— YOUR TASK —
Whenever a line contains the string "info", copy it out of the entries.

═══

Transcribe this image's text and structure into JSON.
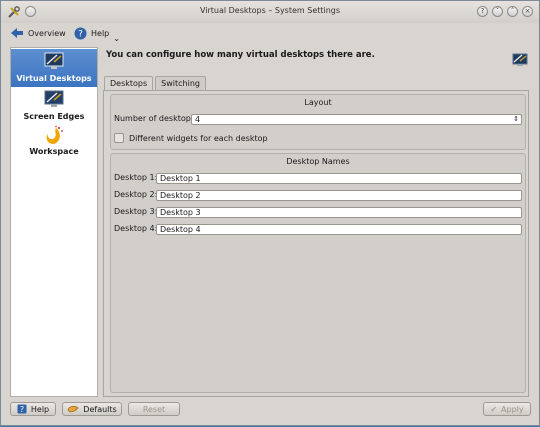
{
  "window": {
    "title": "Virtual Desktops – System Settings"
  },
  "toolbar": {
    "overview_label": "Overview",
    "help_label": "Help"
  },
  "sidebar": {
    "items": [
      {
        "label": "Virtual Desktops",
        "icon": "virtual-desktops-icon"
      },
      {
        "label": "Screen Edges",
        "icon": "screen-edges-icon"
      },
      {
        "label": "Workspace",
        "icon": "workspace-icon"
      }
    ]
  },
  "main": {
    "header_text": "You can configure how many virtual desktops there are.",
    "tabs": [
      {
        "label": "Desktops"
      },
      {
        "label": "Switching"
      }
    ],
    "layout": {
      "title": "Layout",
      "num_desktops_label": "Number of desktops:",
      "num_desktops_value": "4",
      "different_widgets_label": "Different widgets for each desktop"
    },
    "desktop_names": {
      "title": "Desktop Names",
      "rows": [
        {
          "label": "Desktop 1:",
          "value": "Desktop 1"
        },
        {
          "label": "Desktop 2:",
          "value": "Desktop 2"
        },
        {
          "label": "Desktop 3:",
          "value": "Desktop 3"
        },
        {
          "label": "Desktop 4:",
          "value": "Desktop 4"
        }
      ]
    }
  },
  "buttons": {
    "help": "Help",
    "defaults": "Defaults",
    "reset": "Reset",
    "apply": "Apply"
  },
  "colors": {
    "accent": "#3c74c2",
    "window_bg": "#d8d5d1"
  }
}
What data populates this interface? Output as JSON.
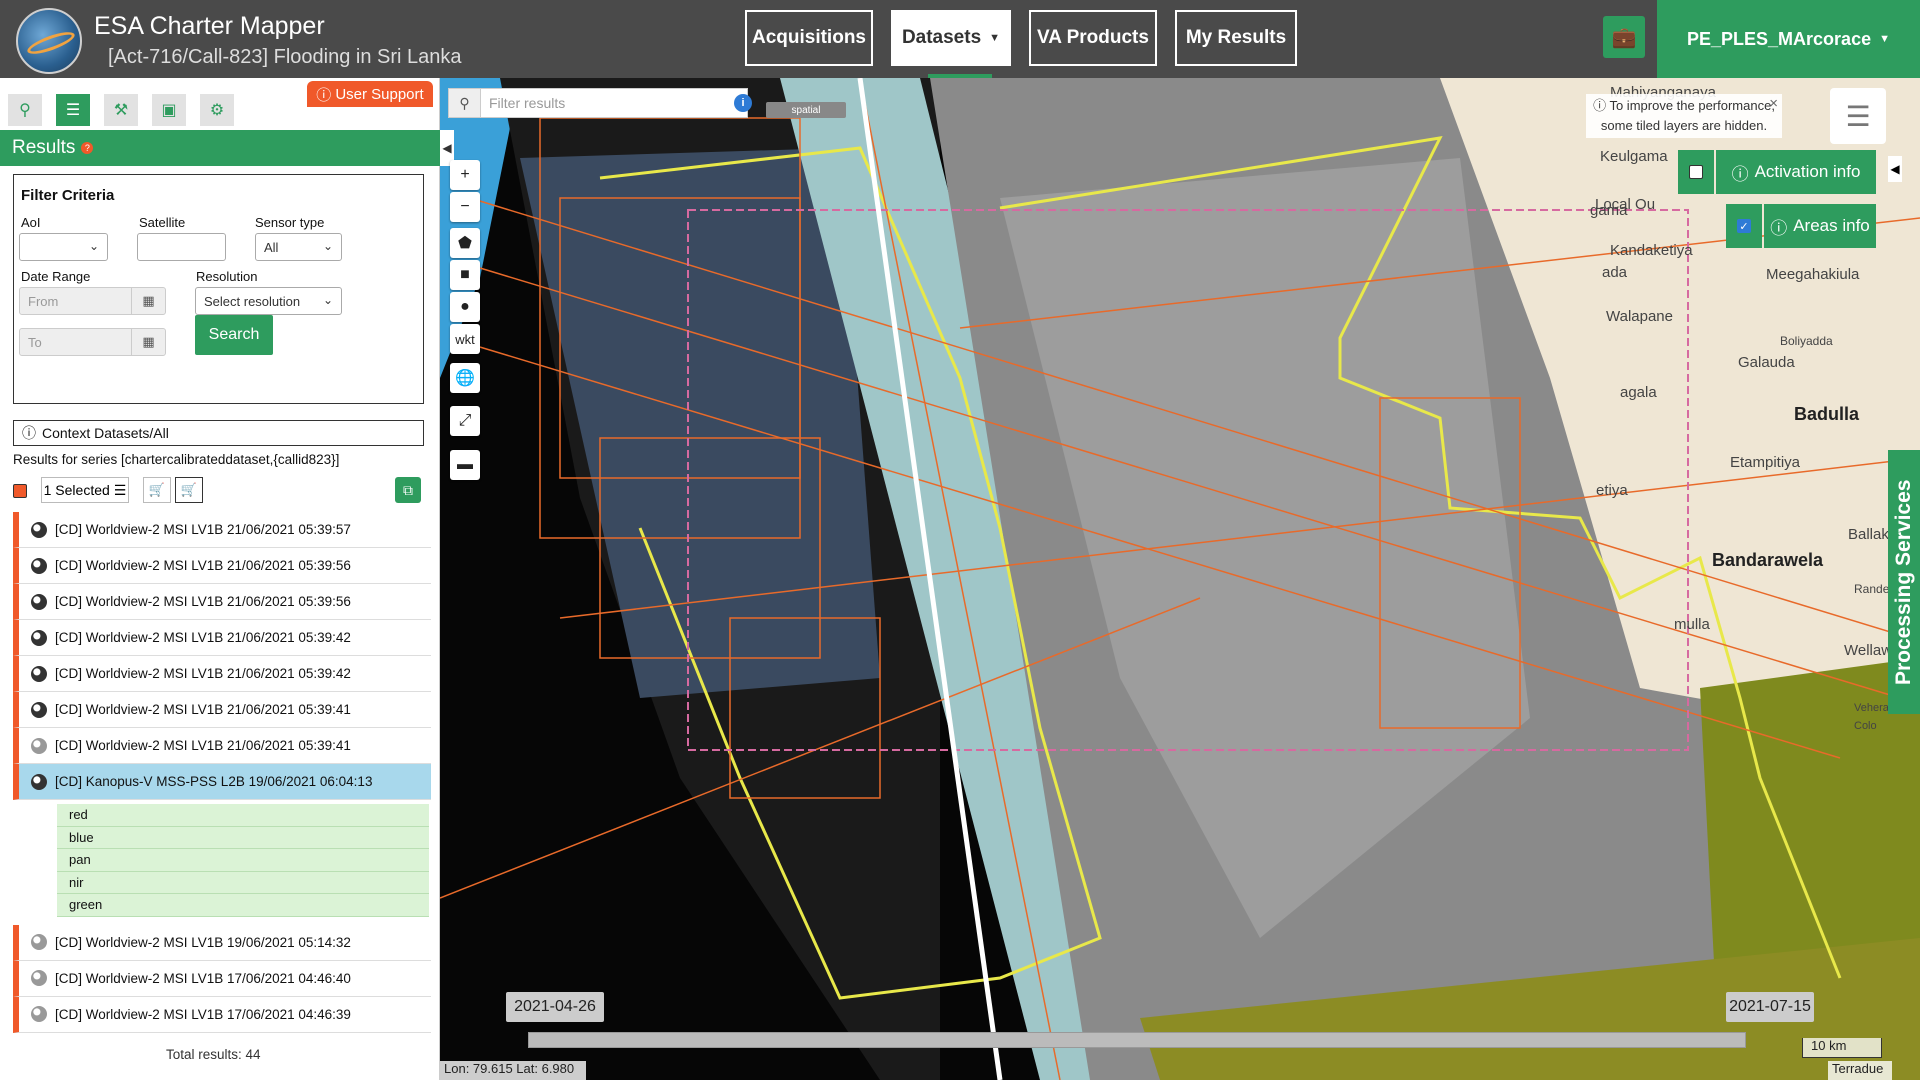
{
  "header": {
    "app_title": "ESA Charter Mapper",
    "subtitle": "[Act-716/Call-823] Flooding in Sri Lanka",
    "nav": [
      "Acquisitions",
      "Datasets",
      "VA Products",
      "My Results"
    ],
    "user": "PE_PLES_MArcorace"
  },
  "sidebar": {
    "user_support": "User Support",
    "results_title": "Results",
    "filter": {
      "title": "Filter Criteria",
      "aoi_label": "AoI",
      "satellite_label": "Satellite",
      "sensor_label": "Sensor type",
      "sensor_value": "All",
      "date_label": "Date Range",
      "from_placeholder": "From",
      "to_placeholder": "To",
      "resolution_label": "Resolution",
      "resolution_value": "Select resolution",
      "search_label": "Search"
    },
    "context": "Context Datasets/All",
    "series": "Results for series [chartercalibrateddataset,{callid823}]",
    "selected": "1 Selected",
    "results": [
      "[CD] Worldview-2 MSI LV1B 21/06/2021 05:39:57",
      "[CD] Worldview-2 MSI LV1B 21/06/2021 05:39:56",
      "[CD] Worldview-2 MSI LV1B 21/06/2021 05:39:56",
      "[CD] Worldview-2 MSI LV1B 21/06/2021 05:39:42",
      "[CD] Worldview-2 MSI LV1B 21/06/2021 05:39:42",
      "[CD] Worldview-2 MSI LV1B 21/06/2021 05:39:41",
      "[CD] Worldview-2 MSI LV1B 21/06/2021 05:39:41",
      "[CD] Kanopus-V MSS-PSS L2B 19/06/2021 06:04:13"
    ],
    "bands": [
      "red",
      "blue",
      "pan",
      "nir",
      "green"
    ],
    "results_after": [
      "[CD] Worldview-2 MSI LV1B 19/06/2021 05:14:32",
      "[CD] Worldview-2 MSI LV1B 17/06/2021 04:46:40",
      "[CD] Worldview-2 MSI LV1B 17/06/2021 04:46:39"
    ],
    "total": "Total results: 44"
  },
  "map": {
    "filter_placeholder": "Filter results",
    "spatial_label": "spatial",
    "wkt_label": "wkt",
    "perf_note_1": "To improve the performance,",
    "perf_note_2": "some tiled layers are hidden.",
    "activation_info": "Activation info",
    "areas_info": "Areas info",
    "activation_checked": false,
    "areas_checked": true,
    "processing_services": "Processing Services",
    "date_start": "2021-04-26",
    "date_end": "2021-07-15",
    "scale": "10 km",
    "coords": "Lon: 79.615 Lat: 6.980",
    "attribution": "Terradue",
    "towns": [
      "Mahiyanganaya",
      "Keulgama",
      "Local Ou",
      "gama",
      "Kandaketiya",
      "Meegahakiula",
      "ada",
      "Walapane",
      "Boliyadda",
      "Galauda",
      "agala",
      "Badulla",
      "Etampitiya",
      "etiya",
      "Ballaketu",
      "Bandarawela",
      "Rande",
      "mulla",
      "Wellawa",
      "Vehera",
      "Colo"
    ]
  },
  "colors": {
    "header_bg": "#4a4a4a",
    "accent_green": "#2e9c5e",
    "accent_orange": "#f0592a",
    "highlight_row": "#a8d8ec",
    "band_bg": "#dbf3d6"
  }
}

═══

— ANSWER —
    "activation_info": "Activation info",
    "areas_info": "Areas info",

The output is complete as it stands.